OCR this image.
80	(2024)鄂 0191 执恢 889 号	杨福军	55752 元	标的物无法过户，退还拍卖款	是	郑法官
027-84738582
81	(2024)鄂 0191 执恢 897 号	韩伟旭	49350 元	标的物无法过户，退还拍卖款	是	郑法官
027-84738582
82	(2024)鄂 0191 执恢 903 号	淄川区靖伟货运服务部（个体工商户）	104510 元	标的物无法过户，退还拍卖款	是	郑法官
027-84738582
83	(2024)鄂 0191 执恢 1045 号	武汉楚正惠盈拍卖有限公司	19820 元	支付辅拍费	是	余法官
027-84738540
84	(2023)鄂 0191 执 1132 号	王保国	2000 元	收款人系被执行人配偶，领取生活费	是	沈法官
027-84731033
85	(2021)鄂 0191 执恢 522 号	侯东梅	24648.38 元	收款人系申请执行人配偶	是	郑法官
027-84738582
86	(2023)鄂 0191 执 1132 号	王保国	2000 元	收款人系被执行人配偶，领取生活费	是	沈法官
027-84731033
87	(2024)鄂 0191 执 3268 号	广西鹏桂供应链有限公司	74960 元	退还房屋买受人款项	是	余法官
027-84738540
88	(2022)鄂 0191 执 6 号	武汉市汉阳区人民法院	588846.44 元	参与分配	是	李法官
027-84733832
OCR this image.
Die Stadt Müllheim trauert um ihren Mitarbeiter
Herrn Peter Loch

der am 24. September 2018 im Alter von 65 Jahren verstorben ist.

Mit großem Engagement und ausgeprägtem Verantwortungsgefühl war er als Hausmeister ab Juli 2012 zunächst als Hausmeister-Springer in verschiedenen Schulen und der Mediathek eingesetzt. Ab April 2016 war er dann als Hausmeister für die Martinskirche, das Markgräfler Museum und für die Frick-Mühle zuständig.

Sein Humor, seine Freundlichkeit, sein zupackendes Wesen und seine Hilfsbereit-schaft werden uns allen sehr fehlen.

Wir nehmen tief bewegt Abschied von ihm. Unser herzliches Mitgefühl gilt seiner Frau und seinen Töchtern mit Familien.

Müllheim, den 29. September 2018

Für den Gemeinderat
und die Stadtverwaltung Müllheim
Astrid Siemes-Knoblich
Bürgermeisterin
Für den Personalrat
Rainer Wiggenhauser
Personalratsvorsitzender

====

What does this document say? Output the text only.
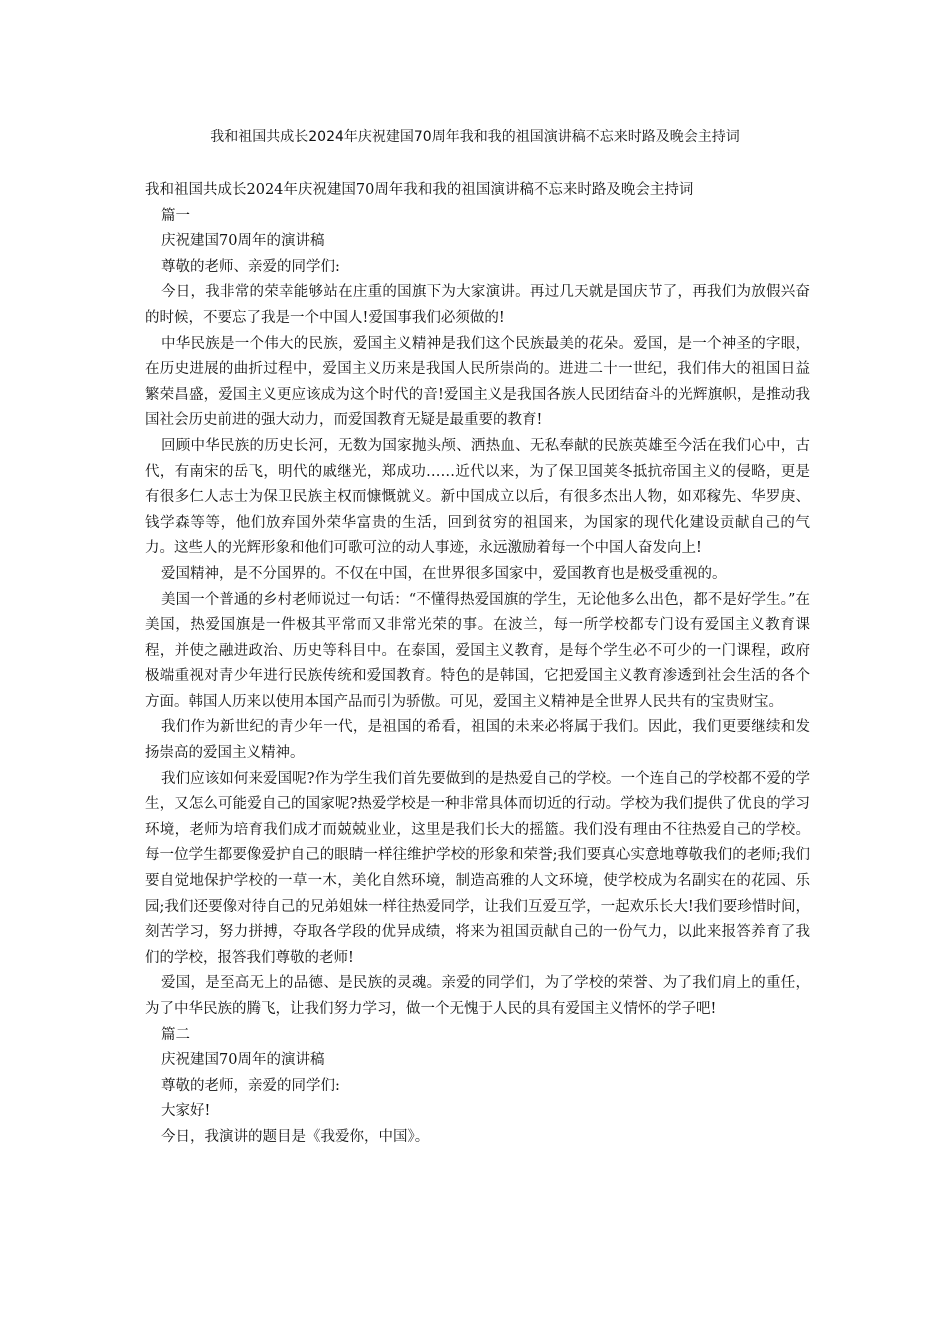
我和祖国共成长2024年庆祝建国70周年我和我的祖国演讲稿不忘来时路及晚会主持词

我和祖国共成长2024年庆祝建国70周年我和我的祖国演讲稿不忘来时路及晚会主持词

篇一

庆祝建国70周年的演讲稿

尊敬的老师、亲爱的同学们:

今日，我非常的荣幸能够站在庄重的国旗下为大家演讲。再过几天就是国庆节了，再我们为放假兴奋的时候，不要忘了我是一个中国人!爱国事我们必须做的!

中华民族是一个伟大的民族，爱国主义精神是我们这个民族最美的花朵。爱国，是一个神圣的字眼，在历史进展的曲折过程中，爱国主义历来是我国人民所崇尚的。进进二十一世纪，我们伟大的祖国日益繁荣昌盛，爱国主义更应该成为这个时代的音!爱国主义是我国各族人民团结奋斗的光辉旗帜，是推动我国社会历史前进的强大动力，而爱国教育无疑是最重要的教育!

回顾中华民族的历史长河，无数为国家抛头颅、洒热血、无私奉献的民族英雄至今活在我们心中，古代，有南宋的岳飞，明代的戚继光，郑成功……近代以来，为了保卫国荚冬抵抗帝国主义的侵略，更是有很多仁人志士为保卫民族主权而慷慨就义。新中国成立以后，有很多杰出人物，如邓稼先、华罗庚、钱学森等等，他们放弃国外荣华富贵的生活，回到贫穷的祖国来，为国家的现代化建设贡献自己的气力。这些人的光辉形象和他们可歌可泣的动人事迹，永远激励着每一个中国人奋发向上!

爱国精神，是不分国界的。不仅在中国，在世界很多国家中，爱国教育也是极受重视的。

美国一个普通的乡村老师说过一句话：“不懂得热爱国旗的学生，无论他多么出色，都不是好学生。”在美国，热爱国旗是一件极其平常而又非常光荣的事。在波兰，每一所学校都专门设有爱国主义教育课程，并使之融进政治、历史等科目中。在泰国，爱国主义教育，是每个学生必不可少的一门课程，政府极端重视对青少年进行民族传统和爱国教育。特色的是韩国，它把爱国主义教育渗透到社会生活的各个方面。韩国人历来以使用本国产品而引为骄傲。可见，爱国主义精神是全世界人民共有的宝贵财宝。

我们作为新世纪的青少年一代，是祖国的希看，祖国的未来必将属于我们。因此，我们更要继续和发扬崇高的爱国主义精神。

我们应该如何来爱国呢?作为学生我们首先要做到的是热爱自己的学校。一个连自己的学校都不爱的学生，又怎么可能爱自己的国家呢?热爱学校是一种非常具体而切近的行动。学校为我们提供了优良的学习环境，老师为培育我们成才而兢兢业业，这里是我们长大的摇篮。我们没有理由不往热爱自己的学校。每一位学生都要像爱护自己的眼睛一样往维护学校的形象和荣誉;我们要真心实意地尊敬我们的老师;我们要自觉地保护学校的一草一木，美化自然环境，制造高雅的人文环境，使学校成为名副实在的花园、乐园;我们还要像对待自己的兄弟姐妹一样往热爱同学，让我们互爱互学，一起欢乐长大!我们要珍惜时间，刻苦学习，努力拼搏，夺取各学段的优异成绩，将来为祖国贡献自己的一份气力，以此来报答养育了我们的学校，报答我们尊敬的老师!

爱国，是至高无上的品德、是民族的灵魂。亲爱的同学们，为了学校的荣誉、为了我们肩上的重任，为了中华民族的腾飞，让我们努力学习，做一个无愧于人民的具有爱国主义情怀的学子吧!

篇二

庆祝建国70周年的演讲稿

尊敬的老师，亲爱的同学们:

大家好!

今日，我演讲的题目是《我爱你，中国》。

====

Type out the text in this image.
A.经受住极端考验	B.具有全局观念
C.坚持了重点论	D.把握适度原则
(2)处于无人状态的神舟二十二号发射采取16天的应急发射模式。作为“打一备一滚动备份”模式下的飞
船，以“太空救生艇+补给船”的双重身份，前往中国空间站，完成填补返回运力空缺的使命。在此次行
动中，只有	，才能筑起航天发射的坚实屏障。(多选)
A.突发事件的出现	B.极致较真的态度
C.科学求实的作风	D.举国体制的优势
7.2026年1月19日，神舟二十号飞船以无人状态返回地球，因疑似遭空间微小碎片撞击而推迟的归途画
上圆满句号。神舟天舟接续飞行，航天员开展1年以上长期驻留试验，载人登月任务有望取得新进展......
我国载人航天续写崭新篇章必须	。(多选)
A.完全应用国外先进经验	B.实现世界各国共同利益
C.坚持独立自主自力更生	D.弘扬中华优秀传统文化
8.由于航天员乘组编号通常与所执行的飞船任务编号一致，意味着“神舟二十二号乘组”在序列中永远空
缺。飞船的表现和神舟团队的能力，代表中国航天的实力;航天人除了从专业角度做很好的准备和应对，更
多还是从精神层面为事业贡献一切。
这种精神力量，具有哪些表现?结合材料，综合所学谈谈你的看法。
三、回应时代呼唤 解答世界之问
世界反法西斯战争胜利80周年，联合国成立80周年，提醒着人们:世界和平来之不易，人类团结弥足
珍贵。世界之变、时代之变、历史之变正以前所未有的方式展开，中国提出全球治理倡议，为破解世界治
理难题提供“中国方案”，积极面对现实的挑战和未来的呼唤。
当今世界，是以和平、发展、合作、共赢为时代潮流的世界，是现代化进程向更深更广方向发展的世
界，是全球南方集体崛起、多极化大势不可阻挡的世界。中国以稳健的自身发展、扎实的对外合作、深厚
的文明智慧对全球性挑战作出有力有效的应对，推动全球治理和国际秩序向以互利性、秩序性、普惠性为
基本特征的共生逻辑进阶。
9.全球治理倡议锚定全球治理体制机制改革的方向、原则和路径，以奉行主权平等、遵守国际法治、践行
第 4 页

====

# Job
Check each line of the records above for the word "Müllheim", then give the number of lines that have it, with no other words.

# Reply to the exercise
3